══ GIVEN DATA

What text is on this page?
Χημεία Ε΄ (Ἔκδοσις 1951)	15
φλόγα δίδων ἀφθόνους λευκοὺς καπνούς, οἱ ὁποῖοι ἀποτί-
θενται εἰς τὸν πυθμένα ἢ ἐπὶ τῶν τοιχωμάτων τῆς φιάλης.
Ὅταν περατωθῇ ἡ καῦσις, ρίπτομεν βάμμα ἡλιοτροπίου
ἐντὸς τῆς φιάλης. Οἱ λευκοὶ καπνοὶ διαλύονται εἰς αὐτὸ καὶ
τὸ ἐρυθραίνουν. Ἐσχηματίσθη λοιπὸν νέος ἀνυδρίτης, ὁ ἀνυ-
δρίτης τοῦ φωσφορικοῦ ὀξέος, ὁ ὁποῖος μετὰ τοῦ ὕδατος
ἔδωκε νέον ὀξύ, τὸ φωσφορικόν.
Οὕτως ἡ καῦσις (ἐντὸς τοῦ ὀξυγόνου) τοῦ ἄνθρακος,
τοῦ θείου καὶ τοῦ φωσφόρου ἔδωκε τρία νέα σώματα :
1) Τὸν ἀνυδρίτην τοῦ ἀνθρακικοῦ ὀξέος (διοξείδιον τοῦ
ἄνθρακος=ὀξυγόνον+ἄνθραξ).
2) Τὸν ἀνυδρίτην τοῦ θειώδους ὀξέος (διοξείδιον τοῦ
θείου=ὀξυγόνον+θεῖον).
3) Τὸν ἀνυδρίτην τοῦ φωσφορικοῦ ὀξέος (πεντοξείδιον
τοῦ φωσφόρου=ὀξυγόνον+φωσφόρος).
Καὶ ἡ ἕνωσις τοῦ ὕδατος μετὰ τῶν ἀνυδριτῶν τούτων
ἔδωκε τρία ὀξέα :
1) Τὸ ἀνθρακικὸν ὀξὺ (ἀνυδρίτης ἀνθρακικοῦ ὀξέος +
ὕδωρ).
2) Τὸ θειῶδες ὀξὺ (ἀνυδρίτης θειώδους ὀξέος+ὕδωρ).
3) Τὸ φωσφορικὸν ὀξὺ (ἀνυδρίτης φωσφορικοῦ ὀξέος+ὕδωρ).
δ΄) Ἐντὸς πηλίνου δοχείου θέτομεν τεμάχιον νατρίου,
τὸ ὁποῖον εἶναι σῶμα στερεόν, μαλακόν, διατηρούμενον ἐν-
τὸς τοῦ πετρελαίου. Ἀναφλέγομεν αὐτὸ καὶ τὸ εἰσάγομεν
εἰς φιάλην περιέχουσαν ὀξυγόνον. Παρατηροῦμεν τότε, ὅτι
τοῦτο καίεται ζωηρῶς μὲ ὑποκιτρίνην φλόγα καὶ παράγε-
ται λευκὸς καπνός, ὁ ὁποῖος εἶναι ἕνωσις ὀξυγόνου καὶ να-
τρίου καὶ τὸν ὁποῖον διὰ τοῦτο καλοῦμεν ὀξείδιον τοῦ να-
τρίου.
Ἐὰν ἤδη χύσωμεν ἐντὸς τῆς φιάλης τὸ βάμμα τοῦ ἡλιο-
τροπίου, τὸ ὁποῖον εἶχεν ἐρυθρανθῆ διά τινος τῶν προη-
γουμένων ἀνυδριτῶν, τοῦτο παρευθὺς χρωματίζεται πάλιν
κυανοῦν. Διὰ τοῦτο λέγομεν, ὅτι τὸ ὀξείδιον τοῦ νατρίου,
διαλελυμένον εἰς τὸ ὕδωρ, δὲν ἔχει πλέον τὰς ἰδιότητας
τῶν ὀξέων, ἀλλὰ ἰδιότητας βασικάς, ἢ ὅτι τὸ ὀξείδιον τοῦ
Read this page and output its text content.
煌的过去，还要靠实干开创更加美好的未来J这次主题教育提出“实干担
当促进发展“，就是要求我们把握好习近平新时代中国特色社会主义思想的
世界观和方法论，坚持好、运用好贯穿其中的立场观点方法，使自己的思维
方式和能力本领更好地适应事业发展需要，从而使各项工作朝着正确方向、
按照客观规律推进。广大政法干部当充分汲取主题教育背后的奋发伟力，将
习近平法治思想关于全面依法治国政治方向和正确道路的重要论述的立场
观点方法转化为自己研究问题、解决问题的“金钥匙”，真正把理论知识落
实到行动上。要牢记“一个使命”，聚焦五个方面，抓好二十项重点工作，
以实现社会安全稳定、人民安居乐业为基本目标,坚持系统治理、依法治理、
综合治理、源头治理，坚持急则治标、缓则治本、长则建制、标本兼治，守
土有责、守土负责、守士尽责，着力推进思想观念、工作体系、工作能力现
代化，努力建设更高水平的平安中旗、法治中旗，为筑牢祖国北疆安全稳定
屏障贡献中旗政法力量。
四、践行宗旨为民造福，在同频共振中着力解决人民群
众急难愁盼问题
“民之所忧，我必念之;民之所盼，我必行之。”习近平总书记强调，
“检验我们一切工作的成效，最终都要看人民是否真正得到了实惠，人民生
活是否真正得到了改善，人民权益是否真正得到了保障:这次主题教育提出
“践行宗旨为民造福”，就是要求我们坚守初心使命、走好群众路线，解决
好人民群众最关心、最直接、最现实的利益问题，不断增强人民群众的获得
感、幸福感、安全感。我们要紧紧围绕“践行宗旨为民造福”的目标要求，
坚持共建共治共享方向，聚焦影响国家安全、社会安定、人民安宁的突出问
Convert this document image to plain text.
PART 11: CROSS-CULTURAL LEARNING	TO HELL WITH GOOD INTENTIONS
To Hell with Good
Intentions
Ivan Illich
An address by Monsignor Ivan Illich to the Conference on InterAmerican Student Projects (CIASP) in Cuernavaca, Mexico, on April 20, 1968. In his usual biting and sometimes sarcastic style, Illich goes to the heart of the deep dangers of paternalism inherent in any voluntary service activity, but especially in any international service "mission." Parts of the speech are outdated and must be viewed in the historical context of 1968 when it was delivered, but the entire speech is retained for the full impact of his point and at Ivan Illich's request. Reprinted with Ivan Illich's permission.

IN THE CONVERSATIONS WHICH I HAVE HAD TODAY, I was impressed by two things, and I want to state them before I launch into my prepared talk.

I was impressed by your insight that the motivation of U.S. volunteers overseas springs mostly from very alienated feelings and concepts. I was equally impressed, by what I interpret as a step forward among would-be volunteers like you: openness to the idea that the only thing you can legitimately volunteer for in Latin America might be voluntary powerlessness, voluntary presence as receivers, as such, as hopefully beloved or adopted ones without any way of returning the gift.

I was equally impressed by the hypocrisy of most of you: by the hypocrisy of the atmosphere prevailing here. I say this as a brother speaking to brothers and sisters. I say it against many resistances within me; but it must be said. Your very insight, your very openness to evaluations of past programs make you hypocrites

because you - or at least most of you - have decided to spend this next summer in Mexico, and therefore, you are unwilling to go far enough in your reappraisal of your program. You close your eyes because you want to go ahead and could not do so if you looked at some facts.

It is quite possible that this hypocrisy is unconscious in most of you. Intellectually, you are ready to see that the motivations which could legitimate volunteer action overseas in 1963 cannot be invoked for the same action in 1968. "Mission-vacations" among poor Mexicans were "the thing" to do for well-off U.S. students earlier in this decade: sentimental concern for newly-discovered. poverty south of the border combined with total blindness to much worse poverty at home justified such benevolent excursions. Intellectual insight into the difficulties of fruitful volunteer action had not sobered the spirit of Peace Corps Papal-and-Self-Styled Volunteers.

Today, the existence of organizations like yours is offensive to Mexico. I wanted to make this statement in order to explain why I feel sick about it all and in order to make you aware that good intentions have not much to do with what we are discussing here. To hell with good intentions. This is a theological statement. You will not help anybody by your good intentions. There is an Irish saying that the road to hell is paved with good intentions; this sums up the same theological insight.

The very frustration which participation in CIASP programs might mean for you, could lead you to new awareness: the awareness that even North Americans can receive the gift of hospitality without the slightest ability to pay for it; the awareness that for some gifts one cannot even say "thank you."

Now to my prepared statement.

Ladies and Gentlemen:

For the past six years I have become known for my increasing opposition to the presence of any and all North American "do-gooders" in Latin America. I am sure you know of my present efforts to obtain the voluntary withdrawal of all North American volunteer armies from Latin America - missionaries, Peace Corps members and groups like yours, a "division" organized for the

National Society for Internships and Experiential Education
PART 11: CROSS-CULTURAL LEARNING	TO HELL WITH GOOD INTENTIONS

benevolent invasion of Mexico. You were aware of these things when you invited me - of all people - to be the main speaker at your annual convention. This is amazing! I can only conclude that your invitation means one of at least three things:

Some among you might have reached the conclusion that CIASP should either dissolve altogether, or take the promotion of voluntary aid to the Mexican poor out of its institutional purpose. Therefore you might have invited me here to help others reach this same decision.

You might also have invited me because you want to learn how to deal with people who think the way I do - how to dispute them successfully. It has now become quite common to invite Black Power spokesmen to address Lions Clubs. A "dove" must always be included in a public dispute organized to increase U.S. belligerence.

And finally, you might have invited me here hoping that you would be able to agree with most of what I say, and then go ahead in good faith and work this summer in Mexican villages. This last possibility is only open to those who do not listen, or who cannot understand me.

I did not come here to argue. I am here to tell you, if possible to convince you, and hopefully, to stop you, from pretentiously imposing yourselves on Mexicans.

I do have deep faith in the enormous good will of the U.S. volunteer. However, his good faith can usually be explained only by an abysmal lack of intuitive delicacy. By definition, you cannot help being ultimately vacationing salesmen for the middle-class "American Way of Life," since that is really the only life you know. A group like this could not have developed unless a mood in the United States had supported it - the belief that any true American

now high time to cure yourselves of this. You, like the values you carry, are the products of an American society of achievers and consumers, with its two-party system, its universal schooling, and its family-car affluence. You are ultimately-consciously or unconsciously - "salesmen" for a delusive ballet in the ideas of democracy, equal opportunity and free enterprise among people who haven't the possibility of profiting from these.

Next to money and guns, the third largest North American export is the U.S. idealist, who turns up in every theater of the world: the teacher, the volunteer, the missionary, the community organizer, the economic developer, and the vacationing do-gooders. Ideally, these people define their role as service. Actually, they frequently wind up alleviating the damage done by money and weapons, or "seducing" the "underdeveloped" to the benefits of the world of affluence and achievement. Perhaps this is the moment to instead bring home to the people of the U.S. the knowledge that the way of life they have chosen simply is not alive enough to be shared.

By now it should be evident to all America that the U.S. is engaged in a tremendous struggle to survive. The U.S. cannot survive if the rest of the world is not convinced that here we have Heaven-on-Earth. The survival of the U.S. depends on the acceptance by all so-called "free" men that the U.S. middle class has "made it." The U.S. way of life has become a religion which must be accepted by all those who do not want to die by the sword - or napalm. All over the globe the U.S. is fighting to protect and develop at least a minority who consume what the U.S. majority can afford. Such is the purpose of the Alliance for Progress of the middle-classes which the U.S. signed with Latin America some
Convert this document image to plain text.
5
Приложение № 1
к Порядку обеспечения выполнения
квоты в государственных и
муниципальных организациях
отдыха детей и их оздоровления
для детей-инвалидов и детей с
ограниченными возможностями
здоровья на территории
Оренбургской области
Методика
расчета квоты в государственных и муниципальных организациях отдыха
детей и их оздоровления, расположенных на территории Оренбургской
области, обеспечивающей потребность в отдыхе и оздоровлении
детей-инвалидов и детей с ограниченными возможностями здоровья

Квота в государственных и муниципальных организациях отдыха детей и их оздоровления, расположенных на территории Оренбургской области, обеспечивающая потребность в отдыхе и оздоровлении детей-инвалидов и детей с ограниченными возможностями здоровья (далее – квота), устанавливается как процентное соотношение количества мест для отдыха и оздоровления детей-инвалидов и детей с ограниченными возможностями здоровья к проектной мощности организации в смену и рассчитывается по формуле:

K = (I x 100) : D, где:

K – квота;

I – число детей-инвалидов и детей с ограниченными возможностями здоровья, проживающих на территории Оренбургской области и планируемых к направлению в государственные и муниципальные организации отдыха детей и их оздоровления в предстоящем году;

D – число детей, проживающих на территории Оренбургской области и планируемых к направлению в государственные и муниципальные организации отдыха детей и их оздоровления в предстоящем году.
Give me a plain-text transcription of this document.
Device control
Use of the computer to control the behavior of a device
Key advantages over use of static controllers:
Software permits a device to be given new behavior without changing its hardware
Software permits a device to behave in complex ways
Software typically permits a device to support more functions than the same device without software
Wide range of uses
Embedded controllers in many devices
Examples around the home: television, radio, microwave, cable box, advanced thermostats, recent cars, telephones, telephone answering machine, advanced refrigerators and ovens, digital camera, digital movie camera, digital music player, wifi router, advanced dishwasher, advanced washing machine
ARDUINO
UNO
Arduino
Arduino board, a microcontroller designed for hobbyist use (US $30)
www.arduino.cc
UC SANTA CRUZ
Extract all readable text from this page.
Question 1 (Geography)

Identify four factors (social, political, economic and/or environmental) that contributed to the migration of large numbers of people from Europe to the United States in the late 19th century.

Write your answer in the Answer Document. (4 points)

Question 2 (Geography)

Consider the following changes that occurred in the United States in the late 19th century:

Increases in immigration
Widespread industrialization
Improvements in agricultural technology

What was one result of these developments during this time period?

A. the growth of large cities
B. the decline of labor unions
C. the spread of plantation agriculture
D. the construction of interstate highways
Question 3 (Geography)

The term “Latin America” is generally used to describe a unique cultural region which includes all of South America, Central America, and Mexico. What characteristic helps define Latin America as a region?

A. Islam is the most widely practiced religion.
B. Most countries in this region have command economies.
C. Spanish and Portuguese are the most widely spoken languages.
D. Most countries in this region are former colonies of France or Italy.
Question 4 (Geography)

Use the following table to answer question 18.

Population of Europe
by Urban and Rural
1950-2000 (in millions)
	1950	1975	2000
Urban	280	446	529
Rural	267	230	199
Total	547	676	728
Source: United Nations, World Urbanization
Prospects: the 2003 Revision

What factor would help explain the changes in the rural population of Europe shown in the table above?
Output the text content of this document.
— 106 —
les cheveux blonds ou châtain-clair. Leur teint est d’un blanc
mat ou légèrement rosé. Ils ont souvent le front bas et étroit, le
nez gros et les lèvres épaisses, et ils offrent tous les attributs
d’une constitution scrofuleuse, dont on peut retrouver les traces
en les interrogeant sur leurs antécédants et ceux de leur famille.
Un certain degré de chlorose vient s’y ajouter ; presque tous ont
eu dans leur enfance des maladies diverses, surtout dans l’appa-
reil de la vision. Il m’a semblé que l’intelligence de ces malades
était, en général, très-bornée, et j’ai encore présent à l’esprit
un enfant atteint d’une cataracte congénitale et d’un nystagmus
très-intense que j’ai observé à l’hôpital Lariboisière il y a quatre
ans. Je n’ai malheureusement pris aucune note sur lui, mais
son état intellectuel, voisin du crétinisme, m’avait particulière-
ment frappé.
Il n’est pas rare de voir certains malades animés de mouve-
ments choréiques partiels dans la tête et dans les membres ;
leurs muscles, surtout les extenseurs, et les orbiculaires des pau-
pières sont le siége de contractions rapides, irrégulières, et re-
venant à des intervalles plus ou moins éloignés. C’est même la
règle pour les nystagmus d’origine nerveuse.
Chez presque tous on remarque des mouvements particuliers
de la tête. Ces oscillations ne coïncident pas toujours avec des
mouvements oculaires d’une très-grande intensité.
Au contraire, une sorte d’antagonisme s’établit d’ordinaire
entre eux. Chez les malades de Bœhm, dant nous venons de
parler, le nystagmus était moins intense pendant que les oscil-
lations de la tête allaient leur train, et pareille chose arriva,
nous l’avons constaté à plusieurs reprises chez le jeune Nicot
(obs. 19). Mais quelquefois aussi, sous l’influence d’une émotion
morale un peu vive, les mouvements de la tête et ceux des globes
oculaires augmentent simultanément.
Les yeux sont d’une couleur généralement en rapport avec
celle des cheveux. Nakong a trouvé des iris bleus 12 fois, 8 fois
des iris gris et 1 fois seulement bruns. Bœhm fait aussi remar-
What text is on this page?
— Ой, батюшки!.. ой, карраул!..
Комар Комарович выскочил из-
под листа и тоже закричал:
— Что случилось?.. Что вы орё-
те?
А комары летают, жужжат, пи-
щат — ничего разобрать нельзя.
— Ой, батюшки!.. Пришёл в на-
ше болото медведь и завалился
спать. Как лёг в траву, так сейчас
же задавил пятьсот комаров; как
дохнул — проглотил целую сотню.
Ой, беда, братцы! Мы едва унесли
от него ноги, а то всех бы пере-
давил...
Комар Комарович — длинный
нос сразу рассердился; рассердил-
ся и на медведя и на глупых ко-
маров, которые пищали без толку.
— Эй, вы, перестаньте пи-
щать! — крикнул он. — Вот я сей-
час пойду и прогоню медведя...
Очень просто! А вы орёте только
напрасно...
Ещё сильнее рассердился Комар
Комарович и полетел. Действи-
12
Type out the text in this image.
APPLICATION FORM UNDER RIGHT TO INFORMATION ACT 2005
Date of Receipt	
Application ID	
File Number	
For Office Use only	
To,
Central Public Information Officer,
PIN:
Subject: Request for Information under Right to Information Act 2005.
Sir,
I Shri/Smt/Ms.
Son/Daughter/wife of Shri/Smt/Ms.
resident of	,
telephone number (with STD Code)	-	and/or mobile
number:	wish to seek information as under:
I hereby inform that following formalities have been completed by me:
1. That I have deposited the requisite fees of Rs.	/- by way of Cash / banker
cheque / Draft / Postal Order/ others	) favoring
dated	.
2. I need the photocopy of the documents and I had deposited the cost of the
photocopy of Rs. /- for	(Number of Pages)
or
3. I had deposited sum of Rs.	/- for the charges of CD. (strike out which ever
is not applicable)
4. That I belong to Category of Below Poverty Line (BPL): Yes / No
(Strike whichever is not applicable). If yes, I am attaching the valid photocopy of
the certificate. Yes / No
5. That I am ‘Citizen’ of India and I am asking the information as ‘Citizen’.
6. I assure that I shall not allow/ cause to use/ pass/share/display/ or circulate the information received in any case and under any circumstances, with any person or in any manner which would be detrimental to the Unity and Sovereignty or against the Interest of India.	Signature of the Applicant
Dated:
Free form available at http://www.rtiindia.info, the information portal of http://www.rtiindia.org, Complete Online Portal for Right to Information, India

════

> **DO THIS**: Find the lines containing "photocopy" and pull them out.

> **ANSWER FOR THE TASK**:
2. I need the photocopy of the documents and I had deposited the cost of the
photocopy of Rs. /- for	(Number of Pages)
(Strike whichever is not applicable). If yes, I am attaching the valid photocopy of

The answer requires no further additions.